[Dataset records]
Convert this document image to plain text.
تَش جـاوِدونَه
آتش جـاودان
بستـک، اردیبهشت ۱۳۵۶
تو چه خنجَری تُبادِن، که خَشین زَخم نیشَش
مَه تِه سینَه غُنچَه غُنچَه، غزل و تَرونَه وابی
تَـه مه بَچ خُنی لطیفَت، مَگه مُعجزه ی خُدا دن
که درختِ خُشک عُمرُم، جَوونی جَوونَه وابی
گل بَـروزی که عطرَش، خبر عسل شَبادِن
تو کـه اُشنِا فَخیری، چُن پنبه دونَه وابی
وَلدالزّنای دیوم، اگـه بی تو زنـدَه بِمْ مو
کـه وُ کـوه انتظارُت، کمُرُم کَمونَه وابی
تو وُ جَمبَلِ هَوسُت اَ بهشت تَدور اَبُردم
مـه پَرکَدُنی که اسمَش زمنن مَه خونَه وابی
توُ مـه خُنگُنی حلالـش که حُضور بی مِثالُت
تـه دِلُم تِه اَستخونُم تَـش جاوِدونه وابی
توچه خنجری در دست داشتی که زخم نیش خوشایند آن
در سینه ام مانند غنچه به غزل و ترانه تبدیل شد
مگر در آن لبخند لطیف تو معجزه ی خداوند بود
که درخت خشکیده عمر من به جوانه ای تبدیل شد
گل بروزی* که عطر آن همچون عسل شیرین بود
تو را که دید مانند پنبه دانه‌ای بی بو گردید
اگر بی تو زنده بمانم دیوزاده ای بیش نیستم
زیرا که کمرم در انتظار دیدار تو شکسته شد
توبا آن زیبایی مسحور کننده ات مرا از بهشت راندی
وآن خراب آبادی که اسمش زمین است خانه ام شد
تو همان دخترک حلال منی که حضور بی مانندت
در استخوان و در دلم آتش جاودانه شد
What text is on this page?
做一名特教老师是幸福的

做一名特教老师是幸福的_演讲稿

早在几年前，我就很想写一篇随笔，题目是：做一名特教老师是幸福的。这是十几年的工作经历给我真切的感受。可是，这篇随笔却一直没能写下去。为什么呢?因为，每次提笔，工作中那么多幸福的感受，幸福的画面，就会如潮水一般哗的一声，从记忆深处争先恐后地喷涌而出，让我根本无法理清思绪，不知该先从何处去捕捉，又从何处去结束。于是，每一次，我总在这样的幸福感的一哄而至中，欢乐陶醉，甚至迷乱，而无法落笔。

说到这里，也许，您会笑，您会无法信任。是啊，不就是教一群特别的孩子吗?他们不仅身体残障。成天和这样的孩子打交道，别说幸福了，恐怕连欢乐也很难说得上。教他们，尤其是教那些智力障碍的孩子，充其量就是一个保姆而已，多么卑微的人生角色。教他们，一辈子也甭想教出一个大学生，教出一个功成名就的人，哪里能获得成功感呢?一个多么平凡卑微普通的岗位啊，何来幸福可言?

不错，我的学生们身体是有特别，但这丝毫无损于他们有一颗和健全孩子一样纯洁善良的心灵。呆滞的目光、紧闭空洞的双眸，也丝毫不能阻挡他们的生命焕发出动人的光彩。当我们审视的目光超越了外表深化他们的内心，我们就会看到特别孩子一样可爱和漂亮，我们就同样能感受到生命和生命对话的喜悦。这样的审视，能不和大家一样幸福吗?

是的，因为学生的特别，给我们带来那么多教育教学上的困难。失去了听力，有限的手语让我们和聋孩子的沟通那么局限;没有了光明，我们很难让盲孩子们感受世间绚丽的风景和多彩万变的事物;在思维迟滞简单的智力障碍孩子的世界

== Direction ==
Faithfully copy every entry, leaving nothing out.

== Complete output ==
Convert this document image to plain text.
تَش جـاوِدونَه
آتش جـاودان
بستـک، اردیبهشت ۱۳۵۶
تو چه خنجَری تُبادِن، که خَشین زَخم نیشَش
مَه تِه سینَه غُنچَه غُنچَه، غزل و تَرونَه وابی
تَـه مه بَچ خُنی لطیفَت، مَگه مُعجزه ی خُدا دن
که درختِ خُشک عُمرُم، جَوونی جَوونَه وابی
گل بَـروزی که عطرَش، خبر عسل شَبادِن
تو کـه اُشنِا فَخیری، چُن پنبه دونَه وابی
وَلدالزّنای دیوم، اگـه بی تو زنـدَه بِمْ مو
کـه وُ کـوه انتظارُت، کمُرُم کَمونَه وابی
تو وُ جَمبَلِ هَوسُت اَ بهشت تَدور اَبُردم
مـه پَرکَدُنی که اسمَش زمنن مَه خونَه وابی
توُ مـه خُنگُنی حلالـش که حُضور بی مِثالُت
تـه دِلُم تِه اَستخونُم تَـش جاوِدونه وابی
توچه خنجری در دست داشتی که زخم نیش خوشایند آن
در سینه ام مانند غنچه به غزل و ترانه تبدیل شد
مگر در آن لبخند لطیف تو معجزه ی خداوند بود
که درخت خشکیده عمر من به جوانه ای تبدیل شد
گل بروزی* که عطر آن همچون عسل شیرین بود
تو را که دید مانند پنبه دانه‌ای بی بو گردید
اگر بی تو زنده بمانم دیوزاده ای بیش نیستم
زیرا که کمرم در انتظار دیدار تو شکسته شد
توبا آن زیبایی مسحور کننده ات مرا از بهشت راندی
وآن خراب آبادی که اسمش زمین است خانه ام شد
تو همان دخترک حلال منی که حضور بی مانندت
در استخوان و در دلم آتش جاودانه شد
What text is on this page?
做一名特教老师是幸福的

做一名特教老师是幸福的_演讲稿

早在几年前，我就很想写一篇随笔，题目是：做一名特教老师是幸福的。这是十几年的工作经历给我真切的感受。可是，这篇随笔却一直没能写下去。为什么呢?因为，每次提笔，工作中那么多幸福的感受，幸福的画面，就会如潮水一般哗的一声，从记忆深处争先恐后地喷涌而出，让我根本无法理清思绪，不知该先从何处去捕捉，又从何处去结束。于是，每一次，我总在这样的幸福感的一哄而至中，欢乐陶醉，甚至迷乱，而无法落笔。

说到这里，也许，您会笑，您会无法信任。是啊，不就是教一群特别的孩子吗?他们不仅身体残障。成天和这样的孩子打交道，别说幸福了，恐怕连欢乐也很难说得上。教他们，尤其是教那些智力障碍的孩子，充其量就是一个保姆而已，多么卑微的人生角色。教他们，一辈子也甭想教出一个大学生，教出一个功成名就的人，哪里能获得成功感呢?一个多么平凡卑微普通的岗位啊，何来幸福可言?

不错，我的学生们身体是有特别，但这丝毫无损于他们有一颗和健全孩子一样纯洁善良的心灵。呆滞的目光、紧闭空洞的双眸，也丝毫不能阻挡他们的生命焕发出动人的光彩。当我们审视的目光超越了外表深化他们的内心，我们就会看到特别孩子一样可爱和漂亮，我们就同样能感受到生命和生命对话的喜悦。这样的审视，能不和大家一样幸福吗?

是的，因为学生的特别，给我们带来那么多教育教学上的困难。失去了听力，有限的手语让我们和聋孩子的沟通那么局限;没有了光明，我们很难让盲孩子们感受世间绚丽的风景和多彩万变的事物;在思维迟滞简单的智力障碍孩子的世界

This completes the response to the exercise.